Set exercise 1
Reproduce the records word for word, beginning at the first line of the records and stopping after the line that contains "settlement-name-text: בית שאן".

One of the best crime series of the second half of the last decade concluded early this month, but you could be forgiven for missing it. “Claws” aired on TNT, so it never got the attention of either a premium-cable shiny object for The Discourse or a network fixture.
But for those who watched it while it aired—and just as importantly, those who have a chance to enjoy it from the beginning—“Claws” was something special, an off-the-wall Florida noir with deeply authentic female friendships depicted by a cast of TV ringers.
The premise itself is something akin to “Ozark” by way of Carl Hiaasen—Niecy Nash led the series as Desna Simms, whose Florida nail salon launders money for an organized crime-run pill mill with which it shares a strip mall. But while Desna is unquestionably our lead, the beating heart of the show is her entire network of friends/coworkers/co-conspirators. There’s Jen (Jenn Lyons), her recovering alcoholic best friend; Polly (Carrie Preston), a sweet-natured pathological liar; Quiet Ann (Judy Reyes), the salon’s butch, taciturn lookout; and Virginia (Karrueche Tran), the young naif Desna takes under her wing after they initially feud over the same man.

Set exercise 2
Copy the passage from the text about "Claws" word for word, beginning at the words "One of the best" and stopping after the words "of TV ringers.".

Lines of data
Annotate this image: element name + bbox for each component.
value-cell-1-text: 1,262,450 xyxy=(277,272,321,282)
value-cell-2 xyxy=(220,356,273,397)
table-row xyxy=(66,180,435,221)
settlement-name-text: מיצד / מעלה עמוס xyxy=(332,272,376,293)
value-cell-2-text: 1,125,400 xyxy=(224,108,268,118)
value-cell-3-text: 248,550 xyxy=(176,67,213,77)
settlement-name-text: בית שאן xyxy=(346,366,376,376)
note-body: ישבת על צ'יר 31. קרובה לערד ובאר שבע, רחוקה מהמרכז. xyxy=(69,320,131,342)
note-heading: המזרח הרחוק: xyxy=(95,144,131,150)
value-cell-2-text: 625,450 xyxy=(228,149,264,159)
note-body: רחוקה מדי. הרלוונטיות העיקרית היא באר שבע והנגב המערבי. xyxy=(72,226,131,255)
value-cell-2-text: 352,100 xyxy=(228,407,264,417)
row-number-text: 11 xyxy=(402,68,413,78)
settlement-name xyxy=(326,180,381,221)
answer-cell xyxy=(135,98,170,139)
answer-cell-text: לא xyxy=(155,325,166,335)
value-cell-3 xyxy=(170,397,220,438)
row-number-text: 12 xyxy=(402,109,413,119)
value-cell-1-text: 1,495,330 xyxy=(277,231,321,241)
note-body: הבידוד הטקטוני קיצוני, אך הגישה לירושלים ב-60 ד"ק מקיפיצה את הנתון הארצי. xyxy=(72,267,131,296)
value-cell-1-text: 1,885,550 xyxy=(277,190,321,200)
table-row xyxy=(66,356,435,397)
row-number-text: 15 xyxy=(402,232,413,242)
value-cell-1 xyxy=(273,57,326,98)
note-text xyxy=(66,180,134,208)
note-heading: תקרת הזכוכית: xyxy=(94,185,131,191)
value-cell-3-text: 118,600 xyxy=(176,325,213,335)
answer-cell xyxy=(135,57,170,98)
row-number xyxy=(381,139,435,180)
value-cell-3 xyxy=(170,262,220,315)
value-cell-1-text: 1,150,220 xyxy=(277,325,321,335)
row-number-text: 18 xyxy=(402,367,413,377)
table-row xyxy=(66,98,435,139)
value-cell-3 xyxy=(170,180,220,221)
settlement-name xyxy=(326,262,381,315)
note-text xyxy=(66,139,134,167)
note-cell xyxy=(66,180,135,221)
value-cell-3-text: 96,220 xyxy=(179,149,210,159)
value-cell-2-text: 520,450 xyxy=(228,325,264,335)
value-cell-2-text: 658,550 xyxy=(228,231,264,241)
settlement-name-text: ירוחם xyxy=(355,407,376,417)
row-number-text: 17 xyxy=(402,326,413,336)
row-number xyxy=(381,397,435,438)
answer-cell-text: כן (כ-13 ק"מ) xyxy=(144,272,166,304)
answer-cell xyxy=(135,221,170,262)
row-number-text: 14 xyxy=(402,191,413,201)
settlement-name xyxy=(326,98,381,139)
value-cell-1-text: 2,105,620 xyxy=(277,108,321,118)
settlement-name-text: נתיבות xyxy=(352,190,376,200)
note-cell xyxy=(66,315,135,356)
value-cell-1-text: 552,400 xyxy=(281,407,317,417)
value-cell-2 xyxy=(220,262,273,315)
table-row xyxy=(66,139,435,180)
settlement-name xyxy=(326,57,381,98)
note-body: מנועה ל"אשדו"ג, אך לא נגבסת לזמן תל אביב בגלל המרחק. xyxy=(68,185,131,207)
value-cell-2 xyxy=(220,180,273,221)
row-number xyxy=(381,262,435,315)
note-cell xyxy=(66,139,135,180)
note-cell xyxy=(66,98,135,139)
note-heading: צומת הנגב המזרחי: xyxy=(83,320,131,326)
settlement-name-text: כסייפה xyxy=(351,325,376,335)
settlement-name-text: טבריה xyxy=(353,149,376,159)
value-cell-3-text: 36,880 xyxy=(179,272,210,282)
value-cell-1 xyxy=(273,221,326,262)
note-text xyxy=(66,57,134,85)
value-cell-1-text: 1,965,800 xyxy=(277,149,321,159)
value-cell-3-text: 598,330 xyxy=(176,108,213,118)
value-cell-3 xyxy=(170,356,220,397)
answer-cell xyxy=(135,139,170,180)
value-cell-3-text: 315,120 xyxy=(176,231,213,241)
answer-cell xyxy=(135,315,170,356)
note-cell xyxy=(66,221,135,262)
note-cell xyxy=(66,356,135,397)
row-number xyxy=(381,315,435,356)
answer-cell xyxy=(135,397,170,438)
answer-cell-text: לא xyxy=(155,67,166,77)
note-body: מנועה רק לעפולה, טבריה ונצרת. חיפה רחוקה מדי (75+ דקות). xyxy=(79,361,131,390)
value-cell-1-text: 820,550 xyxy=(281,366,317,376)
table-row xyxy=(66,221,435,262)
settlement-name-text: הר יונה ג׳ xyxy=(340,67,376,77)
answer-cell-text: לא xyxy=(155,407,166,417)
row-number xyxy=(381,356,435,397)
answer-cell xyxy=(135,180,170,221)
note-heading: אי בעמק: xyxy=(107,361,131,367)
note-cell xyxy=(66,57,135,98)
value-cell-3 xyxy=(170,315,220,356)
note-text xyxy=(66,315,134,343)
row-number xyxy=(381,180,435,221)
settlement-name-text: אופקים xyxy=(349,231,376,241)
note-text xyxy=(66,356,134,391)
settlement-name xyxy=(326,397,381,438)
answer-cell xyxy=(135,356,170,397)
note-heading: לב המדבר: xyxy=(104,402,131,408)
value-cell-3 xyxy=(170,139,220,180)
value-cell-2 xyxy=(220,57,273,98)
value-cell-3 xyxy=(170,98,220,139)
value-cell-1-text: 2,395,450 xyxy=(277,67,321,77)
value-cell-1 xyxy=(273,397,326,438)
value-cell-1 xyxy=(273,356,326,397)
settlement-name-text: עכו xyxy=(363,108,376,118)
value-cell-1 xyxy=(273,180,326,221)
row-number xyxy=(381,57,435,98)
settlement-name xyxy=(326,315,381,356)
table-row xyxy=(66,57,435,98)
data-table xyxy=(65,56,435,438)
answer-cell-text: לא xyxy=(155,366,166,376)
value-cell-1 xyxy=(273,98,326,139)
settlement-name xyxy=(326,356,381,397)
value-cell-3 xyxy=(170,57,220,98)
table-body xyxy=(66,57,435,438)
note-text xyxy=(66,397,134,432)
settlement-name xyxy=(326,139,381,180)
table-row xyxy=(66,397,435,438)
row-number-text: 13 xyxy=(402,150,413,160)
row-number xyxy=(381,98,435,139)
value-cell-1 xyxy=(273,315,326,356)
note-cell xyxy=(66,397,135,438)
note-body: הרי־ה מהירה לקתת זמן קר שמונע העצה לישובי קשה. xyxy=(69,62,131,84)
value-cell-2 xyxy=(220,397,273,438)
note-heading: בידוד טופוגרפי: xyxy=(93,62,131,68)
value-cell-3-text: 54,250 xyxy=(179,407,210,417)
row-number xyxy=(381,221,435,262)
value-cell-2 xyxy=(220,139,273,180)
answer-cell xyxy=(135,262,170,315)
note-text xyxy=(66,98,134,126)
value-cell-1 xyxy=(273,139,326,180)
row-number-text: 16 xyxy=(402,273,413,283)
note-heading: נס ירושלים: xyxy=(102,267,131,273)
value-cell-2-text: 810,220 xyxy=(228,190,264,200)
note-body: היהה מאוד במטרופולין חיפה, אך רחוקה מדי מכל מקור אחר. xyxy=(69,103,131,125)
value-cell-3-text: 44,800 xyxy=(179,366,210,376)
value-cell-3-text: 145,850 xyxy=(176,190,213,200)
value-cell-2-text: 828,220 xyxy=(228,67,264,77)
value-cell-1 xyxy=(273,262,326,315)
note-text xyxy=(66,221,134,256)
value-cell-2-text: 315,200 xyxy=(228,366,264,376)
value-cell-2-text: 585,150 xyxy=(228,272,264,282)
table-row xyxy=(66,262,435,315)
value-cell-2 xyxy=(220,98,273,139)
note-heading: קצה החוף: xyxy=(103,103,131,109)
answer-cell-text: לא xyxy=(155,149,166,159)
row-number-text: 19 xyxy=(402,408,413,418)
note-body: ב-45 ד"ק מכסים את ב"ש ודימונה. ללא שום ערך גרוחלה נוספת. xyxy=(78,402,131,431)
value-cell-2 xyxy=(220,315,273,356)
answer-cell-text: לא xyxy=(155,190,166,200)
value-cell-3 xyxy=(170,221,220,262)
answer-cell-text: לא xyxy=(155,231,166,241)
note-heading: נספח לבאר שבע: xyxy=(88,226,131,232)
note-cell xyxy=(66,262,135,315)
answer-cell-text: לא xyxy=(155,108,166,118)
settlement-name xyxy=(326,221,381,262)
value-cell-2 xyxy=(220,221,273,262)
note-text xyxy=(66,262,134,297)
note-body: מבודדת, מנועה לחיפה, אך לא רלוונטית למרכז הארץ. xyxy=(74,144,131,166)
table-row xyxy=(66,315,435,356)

Task output 1
Annotate this image: element name + bbox for each component.
value-cell-1-text: 1,262,450 xyxy=(277,272,321,282)
value-cell-2 xyxy=(220,356,273,397)
table-row xyxy=(66,180,435,221)
settlement-name-text: מיצד / מעלה עמוס xyxy=(332,272,376,293)
value-cell-2-text: 1,125,400 xyxy=(224,108,268,118)
value-cell-3-text: 248,550 xyxy=(176,67,213,77)
settlement-name-text: בית שאן xyxy=(346,366,376,376)

Task output 2
One of the best crime series of the second half of the last decade concluded early this month, but you could be forgiven for missing it. “Claws” aired on TNT, so it never got the attention of either a premium-cable shiny object for The Discourse or a network fixture.
But for those who watched it while it aired—and just as importantly, those who have a chance to enjoy it from the beginning—“Claws” was something special, an off-the-wall Florida noir with deeply authentic female friendships depicted by a cast of TV ringers.